Extract every line that contains the string "derivación".

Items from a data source
┌──

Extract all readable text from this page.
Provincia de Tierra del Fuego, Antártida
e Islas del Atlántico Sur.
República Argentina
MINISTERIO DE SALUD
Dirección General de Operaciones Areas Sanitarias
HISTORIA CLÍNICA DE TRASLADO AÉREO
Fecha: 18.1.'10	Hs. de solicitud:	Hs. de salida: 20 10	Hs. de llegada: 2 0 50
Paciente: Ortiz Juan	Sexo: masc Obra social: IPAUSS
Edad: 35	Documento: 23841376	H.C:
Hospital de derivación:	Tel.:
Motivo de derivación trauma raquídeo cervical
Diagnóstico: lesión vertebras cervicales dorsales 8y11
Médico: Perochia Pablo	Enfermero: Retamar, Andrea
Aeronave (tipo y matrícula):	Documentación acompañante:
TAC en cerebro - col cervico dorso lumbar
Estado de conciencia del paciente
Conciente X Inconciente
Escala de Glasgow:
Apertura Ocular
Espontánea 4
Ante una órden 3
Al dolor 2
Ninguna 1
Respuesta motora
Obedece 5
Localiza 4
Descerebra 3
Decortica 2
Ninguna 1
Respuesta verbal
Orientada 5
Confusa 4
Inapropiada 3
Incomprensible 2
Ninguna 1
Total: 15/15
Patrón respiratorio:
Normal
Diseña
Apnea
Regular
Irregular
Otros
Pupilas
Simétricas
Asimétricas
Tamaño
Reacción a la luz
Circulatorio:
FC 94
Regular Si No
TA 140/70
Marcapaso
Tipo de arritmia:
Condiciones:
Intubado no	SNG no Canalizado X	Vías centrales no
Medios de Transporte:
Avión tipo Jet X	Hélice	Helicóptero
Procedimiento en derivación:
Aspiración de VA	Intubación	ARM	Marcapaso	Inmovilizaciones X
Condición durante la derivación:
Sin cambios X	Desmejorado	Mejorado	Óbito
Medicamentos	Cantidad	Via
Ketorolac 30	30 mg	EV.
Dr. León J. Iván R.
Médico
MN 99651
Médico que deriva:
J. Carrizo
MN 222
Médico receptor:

└──
┌──

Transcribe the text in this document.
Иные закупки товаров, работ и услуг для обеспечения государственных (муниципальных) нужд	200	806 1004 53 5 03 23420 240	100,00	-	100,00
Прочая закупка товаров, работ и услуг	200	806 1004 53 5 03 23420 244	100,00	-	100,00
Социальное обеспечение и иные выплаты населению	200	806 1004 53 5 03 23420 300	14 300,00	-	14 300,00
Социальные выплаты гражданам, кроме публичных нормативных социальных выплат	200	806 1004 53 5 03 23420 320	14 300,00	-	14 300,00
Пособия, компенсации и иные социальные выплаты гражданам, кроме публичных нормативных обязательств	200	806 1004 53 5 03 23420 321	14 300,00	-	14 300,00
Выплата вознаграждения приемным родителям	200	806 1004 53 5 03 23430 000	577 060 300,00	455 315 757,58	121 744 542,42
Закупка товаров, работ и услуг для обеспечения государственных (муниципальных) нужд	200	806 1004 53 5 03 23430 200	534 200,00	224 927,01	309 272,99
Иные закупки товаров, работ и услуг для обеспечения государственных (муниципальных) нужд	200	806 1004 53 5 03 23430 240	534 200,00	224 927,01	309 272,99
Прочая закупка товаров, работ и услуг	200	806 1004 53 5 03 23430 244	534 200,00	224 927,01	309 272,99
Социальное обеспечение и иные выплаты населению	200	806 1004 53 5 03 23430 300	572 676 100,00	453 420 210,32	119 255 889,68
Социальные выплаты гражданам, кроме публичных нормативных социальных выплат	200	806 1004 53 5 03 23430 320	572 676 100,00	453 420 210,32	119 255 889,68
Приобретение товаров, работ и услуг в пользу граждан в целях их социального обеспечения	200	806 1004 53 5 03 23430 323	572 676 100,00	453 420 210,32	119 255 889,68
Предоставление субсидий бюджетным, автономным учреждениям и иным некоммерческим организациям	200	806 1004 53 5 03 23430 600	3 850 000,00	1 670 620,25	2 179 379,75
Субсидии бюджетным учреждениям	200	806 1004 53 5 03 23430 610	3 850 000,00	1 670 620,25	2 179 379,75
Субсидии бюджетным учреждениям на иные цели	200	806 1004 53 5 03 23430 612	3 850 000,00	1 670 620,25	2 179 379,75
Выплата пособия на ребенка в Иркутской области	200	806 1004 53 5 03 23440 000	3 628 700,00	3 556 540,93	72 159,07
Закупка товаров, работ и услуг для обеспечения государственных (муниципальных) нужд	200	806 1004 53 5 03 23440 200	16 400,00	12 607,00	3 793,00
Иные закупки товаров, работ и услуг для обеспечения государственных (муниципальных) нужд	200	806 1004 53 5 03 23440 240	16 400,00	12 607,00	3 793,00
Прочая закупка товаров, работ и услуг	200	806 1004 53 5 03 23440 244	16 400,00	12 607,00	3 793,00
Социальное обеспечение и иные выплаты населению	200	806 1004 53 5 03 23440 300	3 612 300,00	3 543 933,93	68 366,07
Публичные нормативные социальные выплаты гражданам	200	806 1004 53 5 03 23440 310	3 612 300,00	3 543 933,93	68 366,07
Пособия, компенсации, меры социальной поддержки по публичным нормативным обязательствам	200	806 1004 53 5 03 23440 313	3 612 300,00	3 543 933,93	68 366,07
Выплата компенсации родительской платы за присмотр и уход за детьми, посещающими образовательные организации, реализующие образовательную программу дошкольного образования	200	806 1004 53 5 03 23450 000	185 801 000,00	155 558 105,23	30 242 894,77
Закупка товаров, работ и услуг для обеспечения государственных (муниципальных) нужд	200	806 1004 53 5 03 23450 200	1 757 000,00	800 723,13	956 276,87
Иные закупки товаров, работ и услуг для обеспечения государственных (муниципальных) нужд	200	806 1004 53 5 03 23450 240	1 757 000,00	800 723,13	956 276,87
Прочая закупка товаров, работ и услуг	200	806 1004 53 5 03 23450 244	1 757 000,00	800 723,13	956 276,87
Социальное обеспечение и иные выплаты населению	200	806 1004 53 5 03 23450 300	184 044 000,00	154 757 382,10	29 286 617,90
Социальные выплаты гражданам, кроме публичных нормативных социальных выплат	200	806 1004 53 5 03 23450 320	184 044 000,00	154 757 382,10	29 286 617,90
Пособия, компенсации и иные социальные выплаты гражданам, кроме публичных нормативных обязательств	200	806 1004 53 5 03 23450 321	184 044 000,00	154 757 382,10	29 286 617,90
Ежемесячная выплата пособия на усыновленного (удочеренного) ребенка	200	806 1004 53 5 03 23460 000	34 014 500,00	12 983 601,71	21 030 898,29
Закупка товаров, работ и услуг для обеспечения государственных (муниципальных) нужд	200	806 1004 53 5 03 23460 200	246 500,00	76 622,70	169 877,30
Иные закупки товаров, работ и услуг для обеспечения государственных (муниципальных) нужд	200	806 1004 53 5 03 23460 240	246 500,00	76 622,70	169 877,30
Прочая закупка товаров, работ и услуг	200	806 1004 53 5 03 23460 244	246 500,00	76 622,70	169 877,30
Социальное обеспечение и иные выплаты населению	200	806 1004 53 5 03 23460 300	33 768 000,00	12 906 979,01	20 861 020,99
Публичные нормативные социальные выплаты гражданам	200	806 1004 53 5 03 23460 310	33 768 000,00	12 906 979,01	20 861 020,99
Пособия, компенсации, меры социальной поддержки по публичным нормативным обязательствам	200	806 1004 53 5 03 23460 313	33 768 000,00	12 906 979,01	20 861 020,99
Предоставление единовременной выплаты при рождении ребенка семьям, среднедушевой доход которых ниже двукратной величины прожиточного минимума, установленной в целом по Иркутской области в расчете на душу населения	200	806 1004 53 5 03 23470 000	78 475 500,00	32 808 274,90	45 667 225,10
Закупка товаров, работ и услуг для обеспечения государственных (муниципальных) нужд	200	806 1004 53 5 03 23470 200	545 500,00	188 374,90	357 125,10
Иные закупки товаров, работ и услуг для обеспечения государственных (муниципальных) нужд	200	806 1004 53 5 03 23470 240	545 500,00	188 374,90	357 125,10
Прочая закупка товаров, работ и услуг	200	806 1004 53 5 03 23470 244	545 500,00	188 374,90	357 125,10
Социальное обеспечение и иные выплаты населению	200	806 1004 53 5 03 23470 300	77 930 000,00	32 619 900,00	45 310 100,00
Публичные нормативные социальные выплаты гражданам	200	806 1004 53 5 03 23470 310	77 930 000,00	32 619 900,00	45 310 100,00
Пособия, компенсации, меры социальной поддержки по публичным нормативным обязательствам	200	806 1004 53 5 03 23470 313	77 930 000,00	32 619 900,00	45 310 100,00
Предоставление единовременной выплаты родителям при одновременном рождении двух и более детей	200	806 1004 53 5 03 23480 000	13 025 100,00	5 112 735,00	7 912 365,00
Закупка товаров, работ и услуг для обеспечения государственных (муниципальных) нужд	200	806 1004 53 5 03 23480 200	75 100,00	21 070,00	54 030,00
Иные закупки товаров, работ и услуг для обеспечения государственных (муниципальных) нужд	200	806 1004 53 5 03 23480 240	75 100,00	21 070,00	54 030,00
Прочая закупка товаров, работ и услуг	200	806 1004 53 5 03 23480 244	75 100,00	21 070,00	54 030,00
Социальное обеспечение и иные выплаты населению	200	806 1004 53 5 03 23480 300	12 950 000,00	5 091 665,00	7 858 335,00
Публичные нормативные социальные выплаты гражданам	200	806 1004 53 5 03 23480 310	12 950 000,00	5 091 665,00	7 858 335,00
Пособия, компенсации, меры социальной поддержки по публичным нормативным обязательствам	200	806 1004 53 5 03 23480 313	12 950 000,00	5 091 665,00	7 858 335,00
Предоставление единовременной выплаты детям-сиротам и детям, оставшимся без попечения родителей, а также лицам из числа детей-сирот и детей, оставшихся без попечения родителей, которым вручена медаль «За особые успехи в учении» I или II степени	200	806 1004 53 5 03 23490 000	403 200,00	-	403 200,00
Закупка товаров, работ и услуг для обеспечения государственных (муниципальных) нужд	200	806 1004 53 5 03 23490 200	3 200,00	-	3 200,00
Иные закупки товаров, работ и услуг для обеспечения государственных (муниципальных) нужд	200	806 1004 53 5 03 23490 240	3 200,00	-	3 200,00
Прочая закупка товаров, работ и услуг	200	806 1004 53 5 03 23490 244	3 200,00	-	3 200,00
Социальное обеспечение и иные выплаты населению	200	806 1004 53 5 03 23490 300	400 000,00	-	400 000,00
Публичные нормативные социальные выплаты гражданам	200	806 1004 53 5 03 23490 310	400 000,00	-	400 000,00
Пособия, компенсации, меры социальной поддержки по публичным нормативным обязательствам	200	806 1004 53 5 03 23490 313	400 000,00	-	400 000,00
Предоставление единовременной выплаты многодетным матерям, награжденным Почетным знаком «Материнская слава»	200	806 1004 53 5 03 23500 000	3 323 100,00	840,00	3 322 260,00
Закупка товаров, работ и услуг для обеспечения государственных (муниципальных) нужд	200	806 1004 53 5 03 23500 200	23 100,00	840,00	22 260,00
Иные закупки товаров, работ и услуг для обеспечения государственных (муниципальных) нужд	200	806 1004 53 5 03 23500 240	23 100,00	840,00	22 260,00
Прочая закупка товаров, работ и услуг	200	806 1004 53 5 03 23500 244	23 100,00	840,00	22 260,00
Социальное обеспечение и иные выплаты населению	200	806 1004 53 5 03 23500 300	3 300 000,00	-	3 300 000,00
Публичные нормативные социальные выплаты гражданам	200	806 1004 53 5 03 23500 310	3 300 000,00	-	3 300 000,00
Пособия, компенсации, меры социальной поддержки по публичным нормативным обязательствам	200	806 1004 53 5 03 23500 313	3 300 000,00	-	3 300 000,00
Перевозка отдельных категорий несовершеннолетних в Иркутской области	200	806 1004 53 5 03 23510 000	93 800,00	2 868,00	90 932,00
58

└──

Exercise output –
Hospital de derivación:	Tel.:
Motivo de derivación trauma raquídeo cervical
Procedimiento en derivación:
Condición durante la derivación:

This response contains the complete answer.